**Available data**:
<<<<

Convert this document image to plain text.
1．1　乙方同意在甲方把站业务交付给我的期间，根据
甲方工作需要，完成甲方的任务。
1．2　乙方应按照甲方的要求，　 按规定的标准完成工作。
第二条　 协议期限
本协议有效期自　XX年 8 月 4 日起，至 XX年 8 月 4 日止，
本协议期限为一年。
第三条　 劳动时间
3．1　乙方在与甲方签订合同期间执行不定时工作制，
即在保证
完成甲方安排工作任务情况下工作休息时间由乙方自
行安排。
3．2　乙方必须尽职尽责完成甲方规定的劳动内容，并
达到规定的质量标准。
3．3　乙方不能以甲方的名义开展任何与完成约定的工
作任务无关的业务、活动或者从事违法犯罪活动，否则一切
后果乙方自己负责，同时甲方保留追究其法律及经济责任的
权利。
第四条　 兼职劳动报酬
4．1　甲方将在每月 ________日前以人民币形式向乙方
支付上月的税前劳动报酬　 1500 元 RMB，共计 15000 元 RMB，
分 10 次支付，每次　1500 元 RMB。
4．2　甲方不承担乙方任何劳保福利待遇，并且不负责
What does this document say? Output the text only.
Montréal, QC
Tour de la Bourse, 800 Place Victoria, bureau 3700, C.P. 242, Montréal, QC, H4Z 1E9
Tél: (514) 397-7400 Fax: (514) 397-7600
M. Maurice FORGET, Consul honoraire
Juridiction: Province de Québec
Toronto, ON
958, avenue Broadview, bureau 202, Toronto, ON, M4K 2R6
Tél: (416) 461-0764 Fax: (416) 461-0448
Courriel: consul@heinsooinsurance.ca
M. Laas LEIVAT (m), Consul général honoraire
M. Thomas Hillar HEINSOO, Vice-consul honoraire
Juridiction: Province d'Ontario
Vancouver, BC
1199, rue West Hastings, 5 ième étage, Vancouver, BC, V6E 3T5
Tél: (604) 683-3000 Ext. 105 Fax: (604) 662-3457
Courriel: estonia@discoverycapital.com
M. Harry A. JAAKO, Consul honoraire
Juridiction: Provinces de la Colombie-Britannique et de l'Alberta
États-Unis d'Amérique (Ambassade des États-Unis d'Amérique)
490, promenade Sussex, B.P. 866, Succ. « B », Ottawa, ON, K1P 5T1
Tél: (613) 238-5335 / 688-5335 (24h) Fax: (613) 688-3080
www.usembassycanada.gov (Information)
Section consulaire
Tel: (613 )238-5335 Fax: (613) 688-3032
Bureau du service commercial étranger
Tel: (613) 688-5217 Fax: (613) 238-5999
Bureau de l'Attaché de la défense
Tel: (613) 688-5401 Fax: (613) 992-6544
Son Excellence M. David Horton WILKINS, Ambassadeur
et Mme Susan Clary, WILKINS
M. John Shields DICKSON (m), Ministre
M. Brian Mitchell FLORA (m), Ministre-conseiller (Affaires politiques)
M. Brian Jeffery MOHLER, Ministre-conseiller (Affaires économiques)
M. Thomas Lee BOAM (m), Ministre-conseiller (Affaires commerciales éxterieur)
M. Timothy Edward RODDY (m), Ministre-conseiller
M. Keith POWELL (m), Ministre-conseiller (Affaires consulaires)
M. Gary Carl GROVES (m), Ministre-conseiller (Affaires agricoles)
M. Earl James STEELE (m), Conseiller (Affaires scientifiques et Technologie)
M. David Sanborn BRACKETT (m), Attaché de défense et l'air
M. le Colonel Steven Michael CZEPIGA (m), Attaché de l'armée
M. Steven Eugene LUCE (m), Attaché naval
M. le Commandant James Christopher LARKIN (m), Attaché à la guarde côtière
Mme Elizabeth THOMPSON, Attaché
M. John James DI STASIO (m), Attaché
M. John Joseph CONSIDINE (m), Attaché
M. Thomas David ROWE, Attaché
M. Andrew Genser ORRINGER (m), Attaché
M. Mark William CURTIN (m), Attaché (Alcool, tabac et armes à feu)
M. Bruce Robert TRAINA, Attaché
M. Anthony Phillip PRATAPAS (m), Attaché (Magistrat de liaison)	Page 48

>>>>

**Task directions**: From the records above, extract every entry exactly as given.

**Task solution**:
Convert this document image to plain text.
1．1　乙方同意在甲方把站业务交付给我的期间，根据
甲方工作需要，完成甲方的任务。
1．2　乙方应按照甲方的要求，　 按规定的标准完成工作。
第二条　 协议期限
本协议有效期自　XX年 8 月 4 日起，至 XX年 8 月 4 日止，
本协议期限为一年。
第三条　 劳动时间
3．1　乙方在与甲方签订合同期间执行不定时工作制，
即在保证
完成甲方安排工作任务情况下工作休息时间由乙方自
行安排。
3．2　乙方必须尽职尽责完成甲方规定的劳动内容，并
达到规定的质量标准。
3．3　乙方不能以甲方的名义开展任何与完成约定的工
作任务无关的业务、活动或者从事违法犯罪活动，否则一切
后果乙方自己负责，同时甲方保留追究其法律及经济责任的
权利。
第四条　 兼职劳动报酬
4．1　甲方将在每月 ________日前以人民币形式向乙方
支付上月的税前劳动报酬　 1500 元 RMB，共计 15000 元 RMB，
分 10 次支付，每次　1500 元 RMB。
4．2　甲方不承担乙方任何劳保福利待遇，并且不负责
What does this document say? Output the text only.
Montréal, QC
Tour de la Bourse, 800 Place Victoria, bureau 3700, C.P. 242, Montréal, QC, H4Z 1E9
Tél: (514) 397-7400 Fax: (514) 397-7600
M. Maurice FORGET, Consul honoraire
Juridiction: Province de Québec
Toronto, ON
958, avenue Broadview, bureau 202, Toronto, ON, M4K 2R6
Tél: (416) 461-0764 Fax: (416) 461-0448
Courriel: consul@heinsooinsurance.ca
M. Laas LEIVAT (m), Consul général honoraire
M. Thomas Hillar HEINSOO, Vice-consul honoraire
Juridiction: Province d'Ontario
Vancouver, BC
1199, rue West Hastings, 5 ième étage, Vancouver, BC, V6E 3T5
Tél: (604) 683-3000 Ext. 105 Fax: (604) 662-3457
Courriel: estonia@discoverycapital.com
M. Harry A. JAAKO, Consul honoraire
Juridiction: Provinces de la Colombie-Britannique et de l'Alberta
États-Unis d'Amérique (Ambassade des États-Unis d'Amérique)
490, promenade Sussex, B.P. 866, Succ. « B », Ottawa, ON, K1P 5T1
Tél: (613) 238-5335 / 688-5335 (24h) Fax: (613) 688-3080
www.usembassycanada.gov (Information)
Section consulaire
Tel: (613 )238-5335 Fax: (613) 688-3032
Bureau du service commercial étranger
Tel: (613) 688-5217 Fax: (613) 238-5999
Bureau de l'Attaché de la défense
Tel: (613) 688-5401 Fax: (613) 992-6544
Son Excellence M. David Horton WILKINS, Ambassadeur
et Mme Susan Clary, WILKINS
M. John Shields DICKSON (m), Ministre
M. Brian Mitchell FLORA (m), Ministre-conseiller (Affaires politiques)
M. Brian Jeffery MOHLER, Ministre-conseiller (Affaires économiques)
M. Thomas Lee BOAM (m), Ministre-conseiller (Affaires commerciales éxterieur)
M. Timothy Edward RODDY (m), Ministre-conseiller
M. Keith POWELL (m), Ministre-conseiller (Affaires consulaires)
M. Gary Carl GROVES (m), Ministre-conseiller (Affaires agricoles)
M. Earl James STEELE (m), Conseiller (Affaires scientifiques et Technologie)
M. David Sanborn BRACKETT (m), Attaché de défense et l'air
M. le Colonel Steven Michael CZEPIGA (m), Attaché de l'armée
M. Steven Eugene LUCE (m), Attaché naval
M. le Commandant James Christopher LARKIN (m), Attaché à la guarde côtière
Mme Elizabeth THOMPSON, Attaché
M. John James DI STASIO (m), Attaché
M. John Joseph CONSIDINE (m), Attaché
M. Thomas David ROWE, Attaché
M. Andrew Genser ORRINGER (m), Attaché
M. Mark William CURTIN (m), Attaché (Alcool, tabac et armes à feu)
M. Bruce Robert TRAINA, Attaché
M. Anthony Phillip PRATAPAS (m), Attaché (Magistrat de liaison)	Page 48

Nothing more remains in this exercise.